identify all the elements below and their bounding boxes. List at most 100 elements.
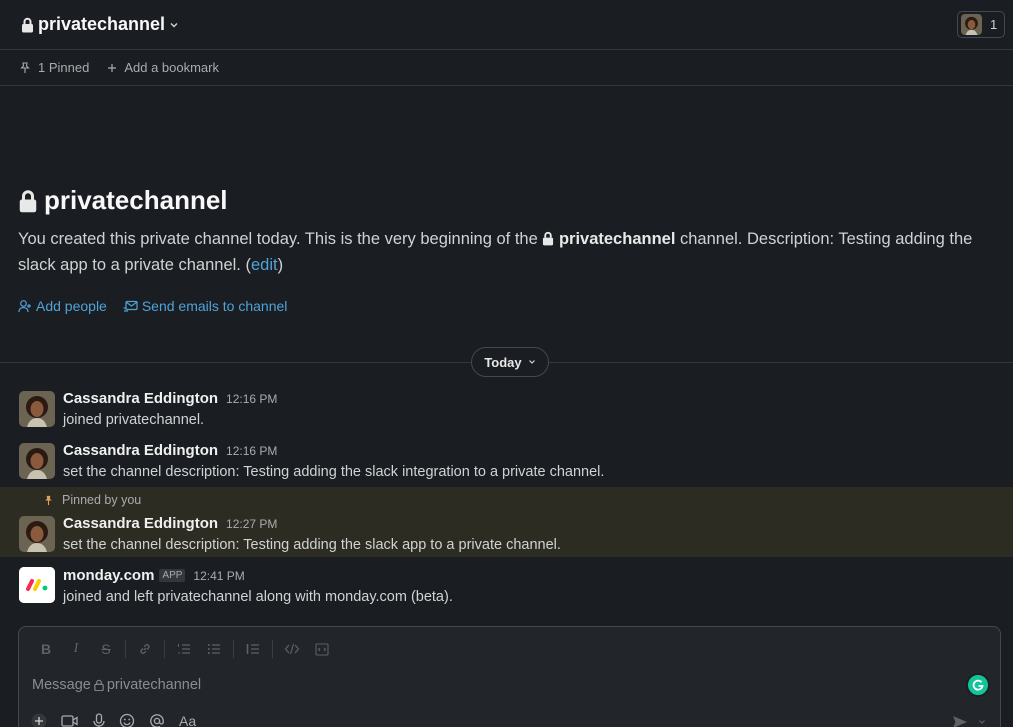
message-item: Cassandra Eddington 12:16 PM joined priv… (0, 390, 1013, 435)
message-input[interactable]: Message privatechannel (32, 677, 201, 693)
intro-title: privatechannel (18, 185, 1003, 216)
code-block-icon (315, 642, 329, 656)
toolbar-divider (233, 640, 234, 658)
channel-title-button[interactable]: privatechannel (21, 14, 179, 35)
composer-actions: Aa (31, 713, 196, 727)
pinned-label: 1 Pinned (38, 60, 90, 75)
monday-app-avatar[interactable] (19, 567, 55, 603)
message-author[interactable]: Cassandra Eddington (63, 442, 218, 459)
message-text: set the channel description: Testing add… (63, 464, 605, 480)
video-clip-icon[interactable] (61, 714, 79, 727)
pinned-indicator: Pinned by you (43, 493, 141, 507)
lock-icon (18, 189, 38, 213)
monday-logo-icon (19, 567, 55, 603)
desc-text: ) (277, 256, 284, 274)
message-text: joined and left privatechannel along wit… (63, 589, 453, 605)
message-text: joined privatechannel. (63, 412, 205, 428)
message-item: Cassandra Eddington 12:27 PM set the cha… (0, 515, 1013, 560)
chevron-down-icon (528, 359, 536, 365)
message-author[interactable]: monday.com (63, 567, 154, 584)
pinned-by-label: Pinned by you (62, 493, 142, 507)
ordered-list-button[interactable] (169, 639, 199, 659)
message-composer: B I S Message privatechannel Aa (18, 626, 1001, 727)
toolbar-divider (125, 640, 126, 658)
avatar[interactable] (19, 443, 55, 479)
pin-icon (43, 495, 54, 506)
add-people-label: Add people (36, 298, 107, 314)
channel-header: privatechannel 1 (0, 0, 1013, 50)
mention-icon[interactable] (149, 713, 165, 727)
avatar[interactable] (19, 516, 55, 552)
message-item: Cassandra Eddington 12:16 PM set the cha… (0, 442, 1013, 487)
strikethrough-button[interactable]: S (91, 639, 121, 659)
date-divider-button[interactable]: Today (471, 347, 549, 377)
message-author[interactable]: Cassandra Eddington (63, 515, 218, 532)
bulleted-list-button[interactable] (199, 639, 229, 659)
blockquote-icon (246, 643, 260, 655)
microphone-icon[interactable] (93, 713, 105, 727)
message-timestamp[interactable]: 12:16 PM (226, 444, 277, 458)
avatar[interactable] (19, 391, 55, 427)
add-bookmark-button[interactable]: Add a bookmark (107, 60, 219, 75)
bulleted-list-icon (207, 643, 221, 655)
intro-actions: Add people Send emails to channel (18, 298, 287, 314)
channel-mention[interactable]: privatechannel (559, 230, 675, 248)
add-people-button[interactable]: Add people (18, 298, 107, 314)
pinned-button[interactable]: 1 Pinned (19, 60, 89, 75)
code-icon (284, 643, 300, 655)
message-timestamp[interactable]: 12:27 PM (226, 517, 277, 531)
send-emails-label: Send emails to channel (141, 298, 288, 314)
blockquote-button[interactable] (238, 639, 268, 659)
italic-button[interactable]: I (61, 639, 91, 659)
member-count: 1 (990, 17, 998, 32)
send-controls (952, 715, 986, 727)
chevron-down-icon (169, 21, 179, 29)
members-button[interactable]: 1 (957, 11, 1005, 38)
message-header: Cassandra Eddington 12:27 PM (63, 515, 277, 532)
plus-icon (107, 63, 117, 73)
link-icon (138, 642, 152, 656)
formatting-toolbar: B I S (31, 639, 337, 659)
bold-icon: B (40, 641, 52, 657)
message-item: monday.com APP 12:41 PM joined and left … (0, 567, 1013, 612)
emoji-icon[interactable] (119, 713, 135, 727)
bookmarks-bar: 1 Pinned Add a bookmark (0, 50, 1013, 86)
message-timestamp[interactable]: 12:41 PM (193, 569, 244, 583)
attach-plus-icon[interactable] (31, 713, 47, 727)
member-avatar (961, 14, 982, 35)
toolbar-divider (164, 640, 165, 658)
message-timestamp[interactable]: 12:16 PM (226, 392, 277, 406)
date-divider-label: Today (484, 354, 522, 370)
message-header: Cassandra Eddington 12:16 PM (63, 390, 277, 407)
placeholder-text: Message (32, 677, 91, 693)
code-block-button[interactable] (307, 639, 337, 659)
add-person-icon (18, 299, 32, 313)
toolbar-divider (272, 640, 273, 658)
channel-title: privatechannel (38, 14, 166, 34)
formatting-toggle-button[interactable]: Aa (179, 713, 196, 727)
intro-title-text: privatechannel (44, 185, 228, 215)
app-badge: APP (159, 569, 186, 582)
send-emails-button[interactable]: Send emails to channel (123, 298, 288, 314)
lock-icon (94, 679, 104, 691)
send-icon[interactable] (952, 715, 968, 727)
edit-description-link[interactable]: edit (251, 256, 278, 274)
message-header: Cassandra Eddington 12:16 PM (63, 442, 277, 459)
email-icon (123, 300, 138, 313)
add-bookmark-label: Add a bookmark (124, 60, 219, 75)
pin-icon (19, 61, 31, 74)
italic-icon: I (73, 641, 79, 656)
lock-icon (21, 17, 34, 33)
grammarly-icon[interactable] (966, 673, 990, 697)
channel-intro: privatechannel You created this private … (18, 185, 1003, 278)
intro-description: You created this private channel today. … (18, 226, 1003, 278)
bold-button[interactable]: B (31, 639, 61, 659)
chevron-down-icon[interactable] (978, 719, 986, 725)
placeholder-channel: privatechannel (106, 677, 202, 693)
strikethrough-icon: S (101, 641, 111, 657)
lock-icon (542, 231, 554, 246)
message-author[interactable]: Cassandra Eddington (63, 390, 218, 407)
desc-text: You created this private channel today. … (18, 230, 543, 248)
code-button[interactable] (277, 639, 307, 659)
link-button[interactable] (130, 639, 160, 659)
_ _ _
▸ Prompt:
Rewrite every line of the material with "privatechannel" changed to "team-updates" and nothing else altered. Omit the pictures from your answer.

▸ The reply:
identify all the elements below and their bounding boxes. List at most 100 elements.
message-item: Cassandra Eddington 12:16 PM joined priv… (0, 390, 1013, 435)
message-input[interactable]: Message team-updates (32, 677, 201, 693)
intro-title: team-updates (18, 185, 1003, 216)
code-block-icon (315, 642, 329, 656)
toolbar-divider (233, 640, 234, 658)
channel-title-button[interactable]: team-updates (21, 14, 179, 35)
composer-actions: Aa (31, 713, 196, 727)
pinned-label: 1 Pinned (38, 60, 90, 75)
monday-app-avatar[interactable] (19, 567, 55, 603)
message-author[interactable]: Cassandra Eddington (63, 442, 218, 459)
message-text: set the channel description: Testing add… (63, 464, 605, 480)
video-clip-icon[interactable] (61, 714, 79, 727)
pinned-indicator: Pinned by you (43, 493, 141, 507)
lock-icon (18, 189, 38, 213)
monday-logo-icon (19, 567, 55, 603)
desc-text: ) (277, 256, 284, 274)
message-text: joined and left team-updates along wit… (63, 589, 453, 605)
message-text: joined team-updates. (63, 412, 205, 428)
message-item: Cassandra Eddington 12:27 PM set the cha… (0, 515, 1013, 560)
chevron-down-icon (528, 359, 536, 365)
message-author[interactable]: monday.com (63, 567, 154, 584)
pinned-by-label: Pinned by you (62, 493, 142, 507)
ordered-list-button[interactable] (169, 639, 199, 659)
message-composer: B I S Message team-updates Aa (18, 626, 1001, 727)
toolbar-divider (125, 640, 126, 658)
avatar[interactable] (19, 443, 55, 479)
pin-icon (43, 495, 54, 506)
add-people-label: Add people (36, 298, 107, 314)
channel-header: team-updates 1 (0, 0, 1013, 50)
mention-icon[interactable] (149, 713, 165, 727)
avatar[interactable] (19, 516, 55, 552)
message-item: Cassandra Eddington 12:16 PM set the cha… (0, 442, 1013, 487)
strikethrough-button[interactable]: S (91, 639, 121, 659)
date-divider-button[interactable]: Today (471, 347, 549, 377)
message-author[interactable]: Cassandra Eddington (63, 515, 218, 532)
bulleted-list-button[interactable] (199, 639, 229, 659)
blockquote-icon (246, 643, 260, 655)
microphone-icon[interactable] (93, 713, 105, 727)
message-timestamp[interactable]: 12:16 PM (226, 444, 277, 458)
avatar[interactable] (19, 391, 55, 427)
add-bookmark-button[interactable]: Add a bookmark (107, 60, 219, 75)
bulleted-list-icon (207, 643, 221, 655)
intro-actions: Add people Send emails to channel (18, 298, 287, 314)
channel-mention[interactable]: team-updates (559, 230, 675, 248)
add-people-button[interactable]: Add people (18, 298, 107, 314)
pinned-button[interactable]: 1 Pinned (19, 60, 89, 75)
code-icon (284, 643, 300, 655)
message-timestamp[interactable]: 12:27 PM (226, 517, 277, 531)
send-emails-label: Send emails to channel (141, 298, 288, 314)
blockquote-button[interactable] (238, 639, 268, 659)
italic-button[interactable]: I (61, 639, 91, 659)
member-count: 1 (990, 17, 998, 32)
send-controls (952, 715, 986, 727)
chevron-down-icon (169, 21, 179, 29)
members-button[interactable]: 1 (957, 11, 1005, 38)
message-header: Cassandra Eddington 12:27 PM (63, 515, 277, 532)
plus-icon (107, 63, 117, 73)
link-icon (138, 642, 152, 656)
formatting-toolbar: B I S (31, 639, 337, 659)
bold-icon: B (40, 641, 52, 657)
message-item: monday.com APP 12:41 PM joined and left … (0, 567, 1013, 612)
emoji-icon[interactable] (119, 713, 135, 727)
bookmarks-bar: 1 Pinned Add a bookmark (0, 50, 1013, 86)
message-timestamp[interactable]: 12:41 PM (193, 569, 244, 583)
attach-plus-icon[interactable] (31, 713, 47, 727)
member-avatar (961, 14, 982, 35)
toolbar-divider (164, 640, 165, 658)
message-timestamp[interactable]: 12:16 PM (226, 392, 277, 406)
date-divider-label: Today (484, 354, 522, 370)
message-header: Cassandra Eddington 12:16 PM (63, 390, 277, 407)
placeholder-text: Message (32, 677, 91, 693)
code-block-button[interactable] (307, 639, 337, 659)
add-person-icon (18, 299, 32, 313)
toolbar-divider (272, 640, 273, 658)
channel-title: team-updates (38, 14, 166, 34)
formatting-toggle-button[interactable]: Aa (179, 713, 196, 727)
intro-title-text: team-updates (44, 185, 228, 215)
app-badge: APP (159, 569, 186, 582)
send-emails-button[interactable]: Send emails to channel (123, 298, 288, 314)
lock-icon (94, 679, 104, 691)
send-icon[interactable] (952, 715, 968, 727)
edit-description-link[interactable]: edit (251, 256, 278, 274)
message-header: Cassandra Eddington 12:16 PM (63, 442, 277, 459)
email-icon (123, 300, 138, 313)
add-bookmark-label: Add a bookmark (124, 60, 219, 75)
pin-icon (19, 61, 31, 74)
italic-icon: I (73, 641, 79, 656)
lock-icon (21, 17, 34, 33)
grammarly-icon[interactable] (966, 673, 990, 697)
channel-intro: team-updates You created this private … (18, 185, 1003, 278)
intro-description: You created this private channel today. … (18, 226, 1003, 278)
bold-button[interactable]: B (31, 639, 61, 659)
chevron-down-icon[interactable] (978, 719, 986, 725)
placeholder-channel: team-updates (106, 677, 202, 693)
strikethrough-icon: S (101, 641, 111, 657)
lock-icon (542, 231, 554, 246)
message-author[interactable]: Cassandra Eddington (63, 390, 218, 407)
desc-text: You created this private channel today. … (18, 230, 543, 248)
code-button[interactable] (277, 639, 307, 659)
link-button[interactable] (130, 639, 160, 659)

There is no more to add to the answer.